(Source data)
*-*-*
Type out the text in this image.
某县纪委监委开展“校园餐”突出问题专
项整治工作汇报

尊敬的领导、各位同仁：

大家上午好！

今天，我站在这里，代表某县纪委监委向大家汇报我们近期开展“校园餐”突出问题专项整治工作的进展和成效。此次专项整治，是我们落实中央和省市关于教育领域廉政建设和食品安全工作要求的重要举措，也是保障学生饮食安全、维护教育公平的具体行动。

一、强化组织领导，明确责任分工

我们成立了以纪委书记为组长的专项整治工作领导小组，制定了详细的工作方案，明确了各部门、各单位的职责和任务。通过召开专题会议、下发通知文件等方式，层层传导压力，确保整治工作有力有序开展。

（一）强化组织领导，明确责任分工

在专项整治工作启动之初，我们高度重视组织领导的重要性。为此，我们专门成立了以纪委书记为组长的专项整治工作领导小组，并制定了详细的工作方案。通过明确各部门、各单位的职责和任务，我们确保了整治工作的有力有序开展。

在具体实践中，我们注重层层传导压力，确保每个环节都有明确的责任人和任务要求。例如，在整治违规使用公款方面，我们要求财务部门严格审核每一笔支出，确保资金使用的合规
*-*-*
Type the material above out again, exactly.

Type out the text in this image.
某县纪委监委开展“校园餐”突出问题专
项整治工作汇报

尊敬的领导、各位同仁：

大家上午好！

今天，我站在这里，代表某县纪委监委向大家汇报我们近期开展“校园餐”突出问题专项整治工作的进展和成效。此次专项整治，是我们落实中央和省市关于教育领域廉政建设和食品安全工作要求的重要举措，也是保障学生饮食安全、维护教育公平的具体行动。

一、强化组织领导，明确责任分工

我们成立了以纪委书记为组长的专项整治工作领导小组，制定了详细的工作方案，明确了各部门、各单位的职责和任务。通过召开专题会议、下发通知文件等方式，层层传导压力，确保整治工作有力有序开展。

（一）强化组织领导，明确责任分工

在专项整治工作启动之初，我们高度重视组织领导的重要性。为此，我们专门成立了以纪委书记为组长的专项整治工作领导小组，并制定了详细的工作方案。通过明确各部门、各单位的职责和任务，我们确保了整治工作的有力有序开展。

在具体实践中，我们注重层层传导压力，确保每个环节都有明确的责任人和任务要求。例如，在整治违规使用公款方面，我们要求财务部门严格审核每一笔支出，确保资金使用的合规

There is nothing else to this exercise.